**Dataset:**
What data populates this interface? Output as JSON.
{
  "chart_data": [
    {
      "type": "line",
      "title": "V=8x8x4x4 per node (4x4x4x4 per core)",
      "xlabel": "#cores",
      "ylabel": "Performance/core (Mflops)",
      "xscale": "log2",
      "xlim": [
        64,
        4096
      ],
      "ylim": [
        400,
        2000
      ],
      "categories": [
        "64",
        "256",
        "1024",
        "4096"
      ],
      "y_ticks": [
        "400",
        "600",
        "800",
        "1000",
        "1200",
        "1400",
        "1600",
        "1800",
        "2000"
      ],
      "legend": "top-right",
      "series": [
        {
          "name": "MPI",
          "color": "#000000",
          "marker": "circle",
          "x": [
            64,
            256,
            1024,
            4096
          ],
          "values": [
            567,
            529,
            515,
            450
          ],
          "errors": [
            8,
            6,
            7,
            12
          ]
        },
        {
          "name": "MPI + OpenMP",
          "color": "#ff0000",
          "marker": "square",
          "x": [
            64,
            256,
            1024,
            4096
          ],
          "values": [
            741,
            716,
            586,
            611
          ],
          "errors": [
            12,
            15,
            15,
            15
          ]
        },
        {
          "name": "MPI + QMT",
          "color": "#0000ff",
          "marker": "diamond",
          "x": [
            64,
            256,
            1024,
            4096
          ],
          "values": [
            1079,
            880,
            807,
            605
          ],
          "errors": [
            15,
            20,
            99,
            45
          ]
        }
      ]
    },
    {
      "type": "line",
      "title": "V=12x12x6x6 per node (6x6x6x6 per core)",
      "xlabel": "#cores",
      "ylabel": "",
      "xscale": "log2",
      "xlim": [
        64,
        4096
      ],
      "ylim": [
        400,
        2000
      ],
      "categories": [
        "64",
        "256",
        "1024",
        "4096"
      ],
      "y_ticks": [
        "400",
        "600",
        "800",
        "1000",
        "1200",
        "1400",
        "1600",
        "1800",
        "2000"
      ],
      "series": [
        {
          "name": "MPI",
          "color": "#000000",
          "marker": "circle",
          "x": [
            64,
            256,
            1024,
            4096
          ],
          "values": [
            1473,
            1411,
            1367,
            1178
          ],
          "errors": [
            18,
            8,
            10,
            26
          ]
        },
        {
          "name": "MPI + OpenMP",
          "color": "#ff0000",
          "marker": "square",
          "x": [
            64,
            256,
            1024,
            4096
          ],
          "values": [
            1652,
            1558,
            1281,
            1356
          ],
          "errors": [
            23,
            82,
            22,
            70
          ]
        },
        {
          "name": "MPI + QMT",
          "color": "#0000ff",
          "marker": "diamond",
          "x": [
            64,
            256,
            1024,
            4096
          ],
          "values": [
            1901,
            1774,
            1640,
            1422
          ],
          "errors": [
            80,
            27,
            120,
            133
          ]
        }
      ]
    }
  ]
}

**What is asked:** Repeat the records above exactly as they appear.

**Result of the task:**
What data populates this interface? Output as JSON.
{
  "chart_data": [
    {
      "type": "line",
      "title": "V=8x8x4x4 per node (4x4x4x4 per core)",
      "xlabel": "#cores",
      "ylabel": "Performance/core (Mflops)",
      "xscale": "log2",
      "xlim": [
        64,
        4096
      ],
      "ylim": [
        400,
        2000
      ],
      "categories": [
        "64",
        "256",
        "1024",
        "4096"
      ],
      "y_ticks": [
        "400",
        "600",
        "800",
        "1000",
        "1200",
        "1400",
        "1600",
        "1800",
        "2000"
      ],
      "legend": "top-right",
      "series": [
        {
          "name": "MPI",
          "color": "#000000",
          "marker": "circle",
          "x": [
            64,
            256,
            1024,
            4096
          ],
          "values": [
            567,
            529,
            515,
            450
          ],
          "errors": [
            8,
            6,
            7,
            12
          ]
        },
        {
          "name": "MPI + OpenMP",
          "color": "#ff0000",
          "marker": "square",
          "x": [
            64,
            256,
            1024,
            4096
          ],
          "values": [
            741,
            716,
            586,
            611
          ],
          "errors": [
            12,
            15,
            15,
            15
          ]
        },
        {
          "name": "MPI + QMT",
          "color": "#0000ff",
          "marker": "diamond",
          "x": [
            64,
            256,
            1024,
            4096
          ],
          "values": [
            1079,
            880,
            807,
            605
          ],
          "errors": [
            15,
            20,
            99,
            45
          ]
        }
      ]
    },
    {
      "type": "line",
      "title": "V=12x12x6x6 per node (6x6x6x6 per core)",
      "xlabel": "#cores",
      "ylabel": "",
      "xscale": "log2",
      "xlim": [
        64,
        4096
      ],
      "ylim": [
        400,
        2000
      ],
      "categories": [
        "64",
        "256",
        "1024",
        "4096"
      ],
      "y_ticks": [
        "400",
        "600",
        "800",
        "1000",
        "1200",
        "1400",
        "1600",
        "1800",
        "2000"
      ],
      "series": [
        {
          "name": "MPI",
          "color": "#000000",
          "marker": "circle",
          "x": [
            64,
            256,
            1024,
            4096
          ],
          "values": [
            1473,
            1411,
            1367,
            1178
          ],
          "errors": [
            18,
            8,
            10,
            26
          ]
        },
        {
          "name": "MPI + OpenMP",
          "color": "#ff0000",
          "marker": "square",
          "x": [
            64,
            256,
            1024,
            4096
          ],
          "values": [
            1652,
            1558,
            1281,
            1356
          ],
          "errors": [
            23,
            82,
            22,
            70
          ]
        },
        {
          "name": "MPI + QMT",
          "color": "#0000ff",
          "marker": "diamond",
          "x": [
            64,
            256,
            1024,
            4096
          ],
          "values": [
            1901,
            1774,
            1640,
            1422
          ],
          "errors": [
            80,
            27,
            120,
            133
          ]
        }
      ]
    }
  ]
}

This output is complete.